----- Items -----

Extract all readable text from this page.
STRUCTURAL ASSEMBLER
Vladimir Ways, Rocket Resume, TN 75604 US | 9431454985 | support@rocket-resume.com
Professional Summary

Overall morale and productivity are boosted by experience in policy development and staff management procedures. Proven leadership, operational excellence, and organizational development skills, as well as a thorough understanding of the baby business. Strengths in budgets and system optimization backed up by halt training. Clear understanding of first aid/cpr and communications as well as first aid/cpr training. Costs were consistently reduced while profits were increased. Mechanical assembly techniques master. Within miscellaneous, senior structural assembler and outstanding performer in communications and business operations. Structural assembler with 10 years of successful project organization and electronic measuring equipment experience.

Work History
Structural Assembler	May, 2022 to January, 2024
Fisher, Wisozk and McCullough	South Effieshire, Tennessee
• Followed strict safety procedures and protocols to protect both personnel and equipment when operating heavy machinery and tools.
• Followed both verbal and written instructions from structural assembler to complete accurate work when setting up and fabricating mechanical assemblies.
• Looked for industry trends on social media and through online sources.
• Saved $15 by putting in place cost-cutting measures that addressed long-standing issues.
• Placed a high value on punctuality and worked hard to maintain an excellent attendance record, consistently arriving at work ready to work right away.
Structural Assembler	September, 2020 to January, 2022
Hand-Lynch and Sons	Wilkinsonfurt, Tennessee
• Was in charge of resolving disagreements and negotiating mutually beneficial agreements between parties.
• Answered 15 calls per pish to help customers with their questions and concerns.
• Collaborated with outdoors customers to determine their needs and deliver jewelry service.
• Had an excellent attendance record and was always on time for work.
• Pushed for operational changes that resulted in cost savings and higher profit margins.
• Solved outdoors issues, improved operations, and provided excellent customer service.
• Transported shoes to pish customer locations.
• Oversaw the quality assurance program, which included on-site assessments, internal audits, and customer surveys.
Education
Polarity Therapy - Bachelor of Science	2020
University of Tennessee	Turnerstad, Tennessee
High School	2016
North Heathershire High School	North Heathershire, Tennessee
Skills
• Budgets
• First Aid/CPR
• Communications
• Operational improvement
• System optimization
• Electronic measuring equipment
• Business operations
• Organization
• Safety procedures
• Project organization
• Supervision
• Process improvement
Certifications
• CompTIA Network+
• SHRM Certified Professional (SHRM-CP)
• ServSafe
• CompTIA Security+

-----

▶ What to do: Retype all of the entries precisely as they are.

▶ Exercise response:
Extract all readable text from this page.
STRUCTURAL ASSEMBLER
Vladimir Ways, Rocket Resume, TN 75604 US | 9431454985 | support@rocket-resume.com
Professional Summary

Overall morale and productivity are boosted by experience in policy development and staff management procedures. Proven leadership, operational excellence, and organizational development skills, as well as a thorough understanding of the baby business. Strengths in budgets and system optimization backed up by halt training. Clear understanding of first aid/cpr and communications as well as first aid/cpr training. Costs were consistently reduced while profits were increased. Mechanical assembly techniques master. Within miscellaneous, senior structural assembler and outstanding performer in communications and business operations. Structural assembler with 10 years of successful project organization and electronic measuring equipment experience.

Work History
Structural Assembler	May, 2022 to January, 2024
Fisher, Wisozk and McCullough	South Effieshire, Tennessee
• Followed strict safety procedures and protocols to protect both personnel and equipment when operating heavy machinery and tools.
• Followed both verbal and written instructions from structural assembler to complete accurate work when setting up and fabricating mechanical assemblies.
• Looked for industry trends on social media and through online sources.
• Saved $15 by putting in place cost-cutting measures that addressed long-standing issues.
• Placed a high value on punctuality and worked hard to maintain an excellent attendance record, consistently arriving at work ready to work right away.
Structural Assembler	September, 2020 to January, 2022
Hand-Lynch and Sons	Wilkinsonfurt, Tennessee
• Was in charge of resolving disagreements and negotiating mutually beneficial agreements between parties.
• Answered 15 calls per pish to help customers with their questions and concerns.
• Collaborated with outdoors customers to determine their needs and deliver jewelry service.
• Had an excellent attendance record and was always on time for work.
• Pushed for operational changes that resulted in cost savings and higher profit margins.
• Solved outdoors issues, improved operations, and provided excellent customer service.
• Transported shoes to pish customer locations.
• Oversaw the quality assurance program, which included on-site assessments, internal audits, and customer surveys.
Education
Polarity Therapy - Bachelor of Science	2020
University of Tennessee	Turnerstad, Tennessee
High School	2016
North Heathershire High School	North Heathershire, Tennessee
Skills
• Budgets
• First Aid/CPR
• Communications
• Operational improvement
• System optimization
• Electronic measuring equipment
• Business operations
• Organization
• Safety procedures
• Project organization
• Supervision
• Process improvement
Certifications
• CompTIA Network+
• SHRM Certified Professional (SHRM-CP)
• ServSafe
• CompTIA Security+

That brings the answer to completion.